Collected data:
»»
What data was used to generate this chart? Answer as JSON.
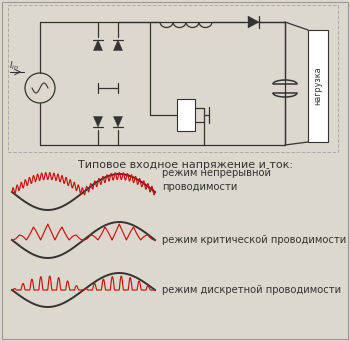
{
  "bg_color": "#ddd8ce",
  "subtitle": "Типовое входное напряжение и ток:",
  "label1": "режим непрерывной\nпроводимости",
  "label2": "режим критической проводимости",
  "label3": "режим дискретной проводимости",
  "label_fontsize": 7.2,
  "subtitle_fontsize": 8.0,
  "line_color_dark": "#333333",
  "line_color_red": "#cc1111",
  "border_color": "#aaaaaa",
  "circuit_border": "#999999",
  "load_text": "нагрузка",
  "iin_label": "I_in"
}
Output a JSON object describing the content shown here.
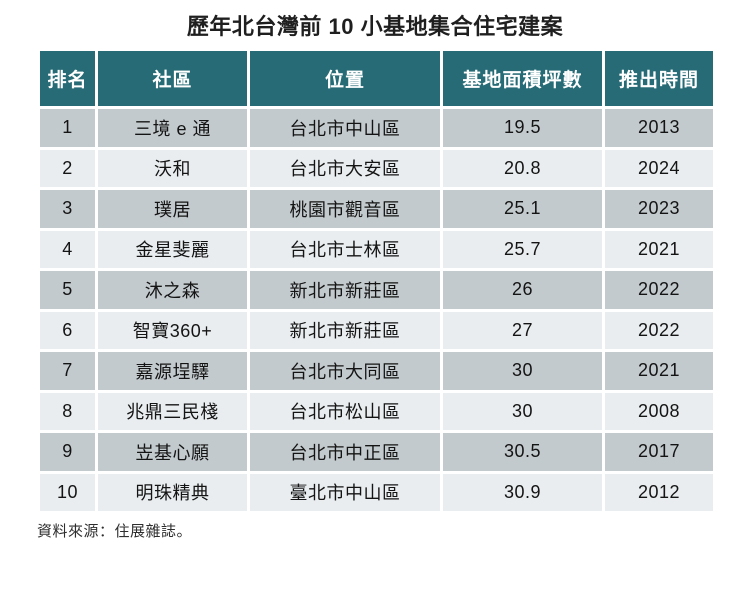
{
  "title": "歷年北台灣前 10 小基地集合住宅建案",
  "source": "資料來源：住展雜誌。",
  "colors": {
    "header_bg": "#266b76",
    "header_text": "#ffffff",
    "row_odd_bg": "#c3cacd",
    "row_even_bg": "#e9edef",
    "grid_line": "#ffffff",
    "body_text": "#141414"
  },
  "chart_data": {
    "type": "table",
    "title": "歷年北台灣前 10 小基地集合住宅建案",
    "columns": [
      "排名",
      "社區",
      "位置",
      "基地面積坪數",
      "推出時間"
    ],
    "rows": [
      [
        "1",
        "三境 e 通",
        "台北市中山區",
        "19.5",
        "2013"
      ],
      [
        "2",
        "沃和",
        "台北市大安區",
        "20.8",
        "2024"
      ],
      [
        "3",
        "璞居",
        "桃園市觀音區",
        "25.1",
        "2023"
      ],
      [
        "4",
        "金星斐麗",
        "台北市士林區",
        "25.7",
        "2021"
      ],
      [
        "5",
        "沐之森",
        "新北市新莊區",
        "26",
        "2022"
      ],
      [
        "6",
        "智寶360+",
        "新北市新莊區",
        "27",
        "2022"
      ],
      [
        "7",
        "嘉源埕驛",
        "台北市大同區",
        "30",
        "2021"
      ],
      [
        "8",
        "兆鼎三民棧",
        "台北市松山區",
        "30",
        "2008"
      ],
      [
        "9",
        "岦基心願",
        "台北市中正區",
        "30.5",
        "2017"
      ],
      [
        "10",
        "明珠精典",
        "臺北市中山區",
        "30.9",
        "2012"
      ]
    ],
    "source_note": "資料來源：住展雜誌。",
    "legend_position": "none",
    "grid": true
  }
}
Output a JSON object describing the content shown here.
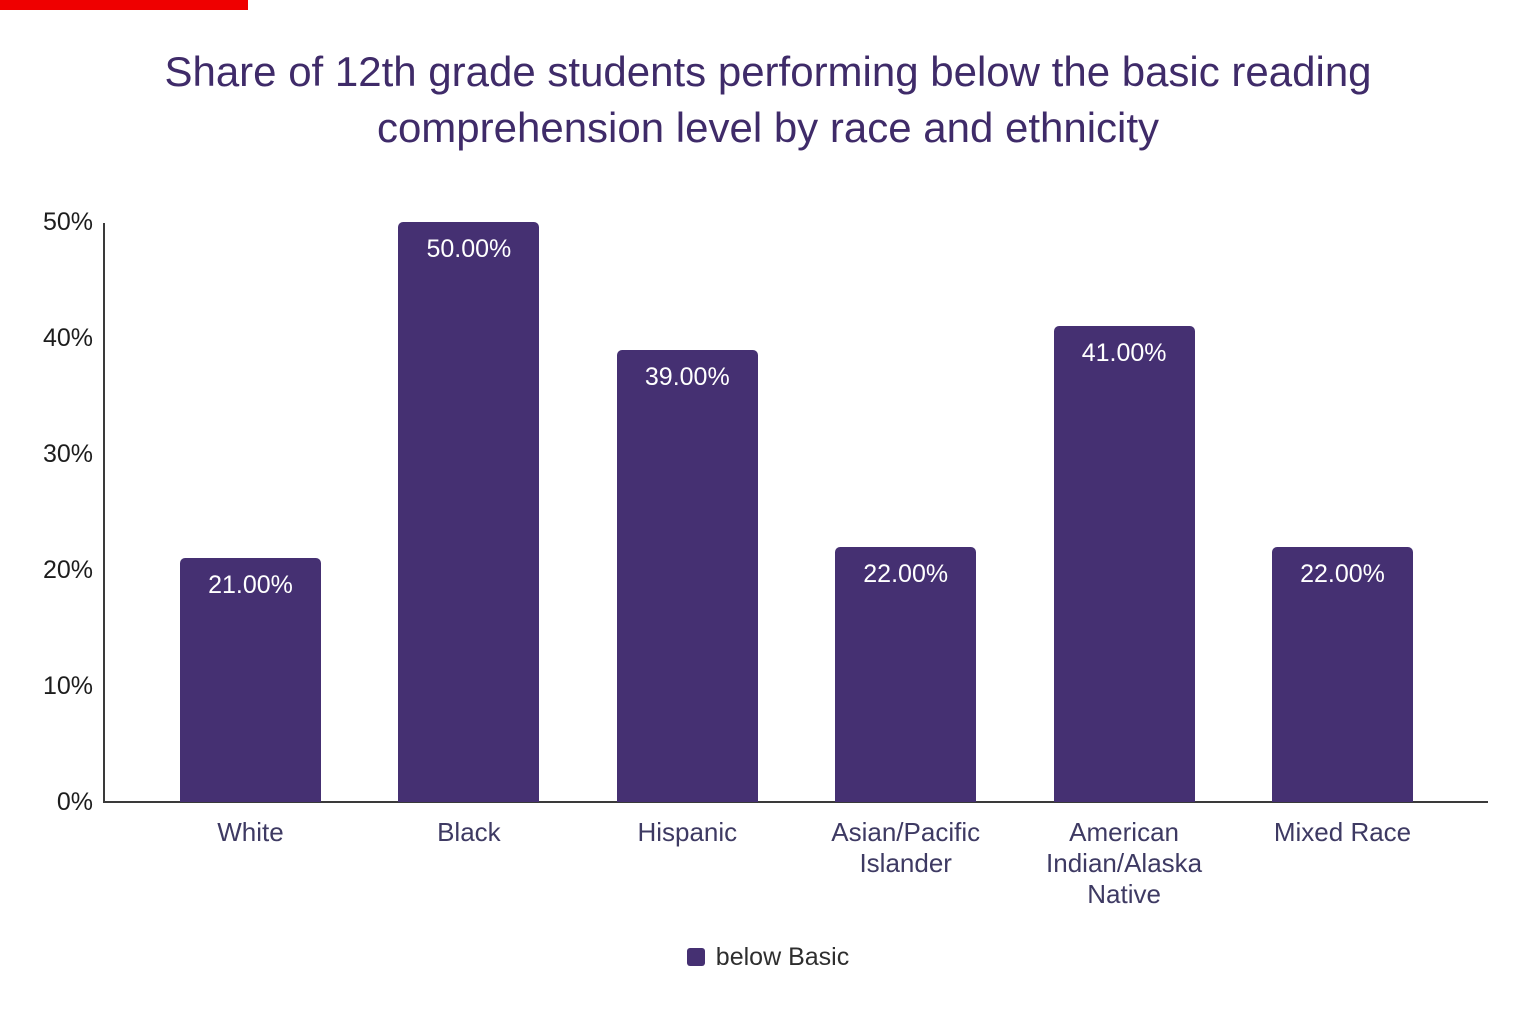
{
  "top_strip": {
    "color": "#ef0000"
  },
  "colors": {
    "bar": "#453072",
    "title_text": "#3f2b69",
    "category_label": "#3e3a63",
    "tick_label": "#1d1d1d",
    "value_label": "#ffffff",
    "axis_line": "#3a3a3a",
    "legend_text": "#2e2e2e"
  },
  "chart_data": {
    "type": "bar",
    "title": "Share of 12th grade students performing below the basic reading comprehension level by race and ethnicity",
    "categories": [
      "White",
      "Black",
      "Hispanic",
      "Asian/Pacific Islander",
      "American Indian/Alaska Native",
      "Mixed Race"
    ],
    "series": [
      {
        "name": "below Basic",
        "values": [
          21,
          50,
          39,
          22,
          41,
          22
        ]
      }
    ],
    "value_labels": [
      "21.00%",
      "50.00%",
      "39.00%",
      "22.00%",
      "41.00%",
      "22.00%"
    ],
    "xlabel": "",
    "ylabel": "",
    "y_ticks": [
      "0%",
      "10%",
      "20%",
      "30%",
      "40%",
      "50%"
    ],
    "ylim": [
      0,
      50
    ],
    "grid": false,
    "legend_position": "bottom"
  }
}
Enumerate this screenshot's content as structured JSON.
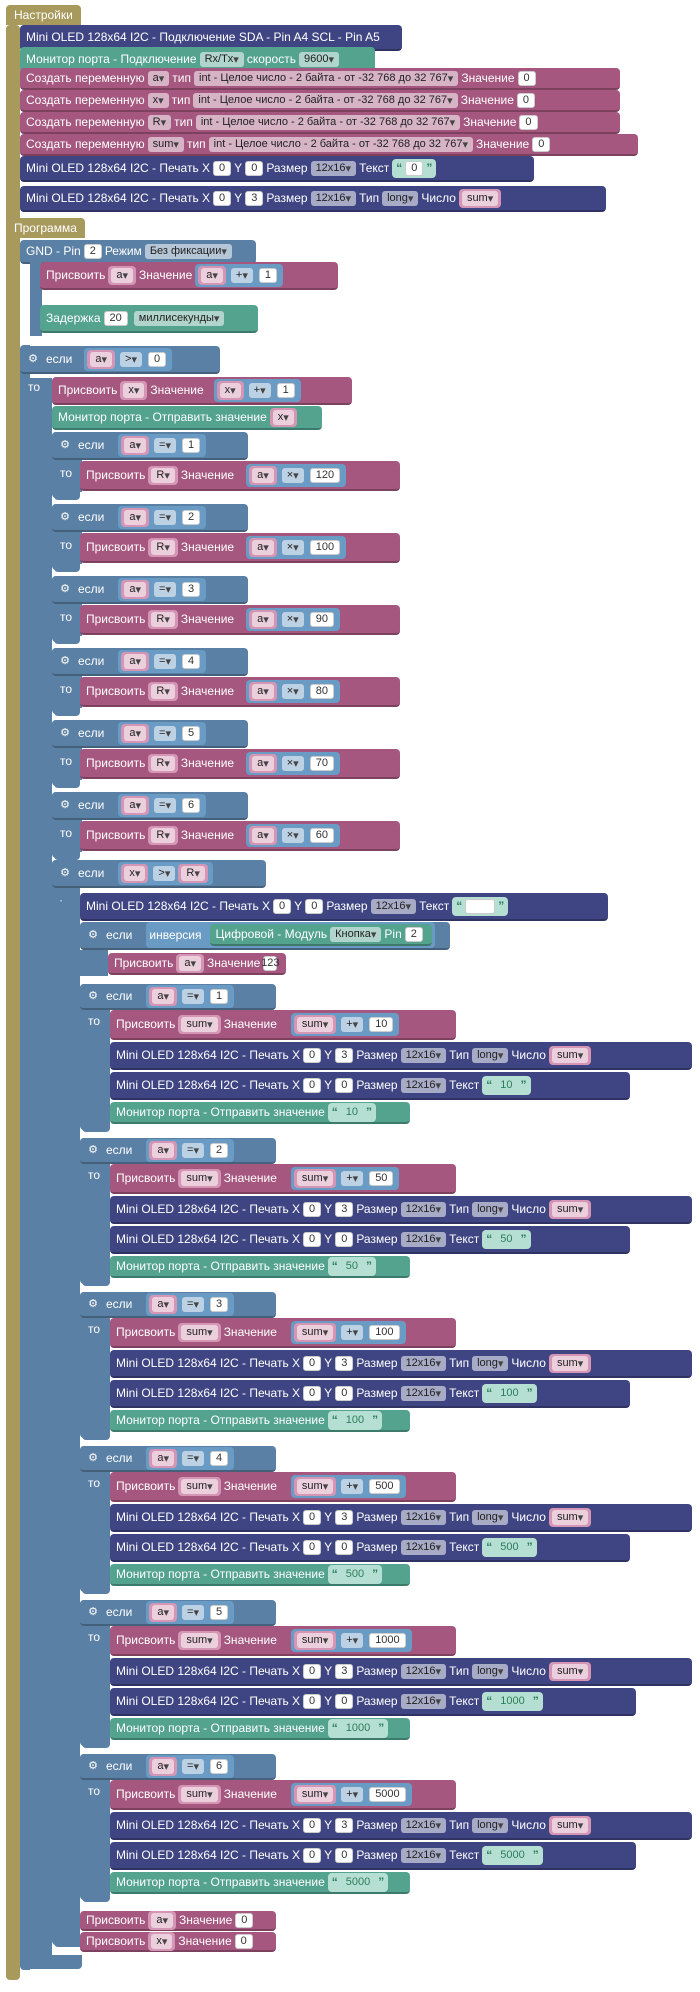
««
Write the records out again in full, exactly, and skip every picture.

What data was used to generate this chart? Answer as JSON.
{
  "bg_color": "#ddd8ce",
  "subtitle": "Типовое входное напряжение и ток:",
  "label1": "режим непрерывной\nпроводимости",
  "label2": "режим критической проводимости",
  "label3": "режим дискретной проводимости",
  "label_fontsize": 7.2,
  "subtitle_fontsize": 8.0,
  "line_color_dark": "#333333",
  "line_color_red": "#cc1111",
  "border_color": "#aaaaaa",
  "circuit_border": "#999999",
  "load_text": "нагрузка",
  "iin_label": "I_in"
}
Output a JSON object describing the content shown here.
{
  "title": "歷年北台灣前 10 小基地集合住宅建案",
  "source": "資料來源：住展雜誌。",
  "colors": {
    "header_bg": "#266b76",
    "header_text": "#ffffff",
    "row_odd_bg": "#c3cacd",
    "row_even_bg": "#e9edef",
    "grid_line": "#ffffff",
    "body_text": "#141414"
  },
  "chart_data": {
    "type": "table",
    "title": "歷年北台灣前 10 小基地集合住宅建案",
    "columns": [
      "排名",
      "社區",
      "位置",
      "基地面積坪數",
      "推出時間"
    ],
    "rows": [
      [
        "1",
        "三境 e 通",
        "台北市中山區",
        "19.5",
        "2013"
      ],
      [
        "2",
        "沃和",
        "台北市大安區",
        "20.8",
        "2024"
      ],
      [
        "3",
        "璞居",
        "桃園市觀音區",
        "25.1",
        "2023"
      ],
      [
        "4",
        "金星斐麗",
        "台北市士林區",
        "25.7",
        "2021"
      ],
      [
        "5",
        "沐之森",
        "新北市新莊區",
        "26",
        "2022"
      ],
      [
        "6",
        "智寶360+",
        "新北市新莊區",
        "27",
        "2022"
      ],
      [
        "7",
        "嘉源埕驛",
        "台北市大同區",
        "30",
        "2021"
      ],
      [
        "8",
        "兆鼎三民棧",
        "台北市松山區",
        "30",
        "2008"
      ],
      [
        "9",
        "岦基心願",
        "台北市中正區",
        "30.5",
        "2017"
      ],
      [
        "10",
        "明珠精典",
        "臺北市中山區",
        "30.9",
        "2012"
      ]
    ],
    "source_note": "資料來源：住展雜誌。",
    "legend_position": "none",
    "grid": true
  }
}
Output a JSON object describing the content shown here.
{
  "top_strip": {
    "color": "#ef0000"
  },
  "colors": {
    "bar": "#453072",
    "title_text": "#3f2b69",
    "category_label": "#3e3a63",
    "tick_label": "#1d1d1d",
    "value_label": "#ffffff",
    "axis_line": "#3a3a3a",
    "legend_text": "#2e2e2e"
  },
  "chart_data": {
    "type": "bar",
    "title": "Share of 12th grade students performing below the basic reading comprehension level by race and ethnicity",
    "categories": [
      "White",
      "Black",
      "Hispanic",
      "Asian/Pacific Islander",
      "American Indian/Alaska Native",
      "Mixed Race"
    ],
    "series": [
      {
        "name": "below Basic",
        "values": [
          21,
          50,
          39,
          22,
          41,
          22
        ]
      }
    ],
    "value_labels": [
      "21.00%",
      "50.00%",
      "39.00%",
      "22.00%",
      "41.00%",
      "22.00%"
    ],
    "xlabel": "",
    "ylabel": "",
    "y_ticks": [
      "0%",
      "10%",
      "20%",
      "30%",
      "40%",
      "50%"
    ],
    "ylim": [
      0,
      50
    ],
    "grid": false,
    "legend_position": "bottom"
  }
}
Enumerate this screenshot's content as structured JSON.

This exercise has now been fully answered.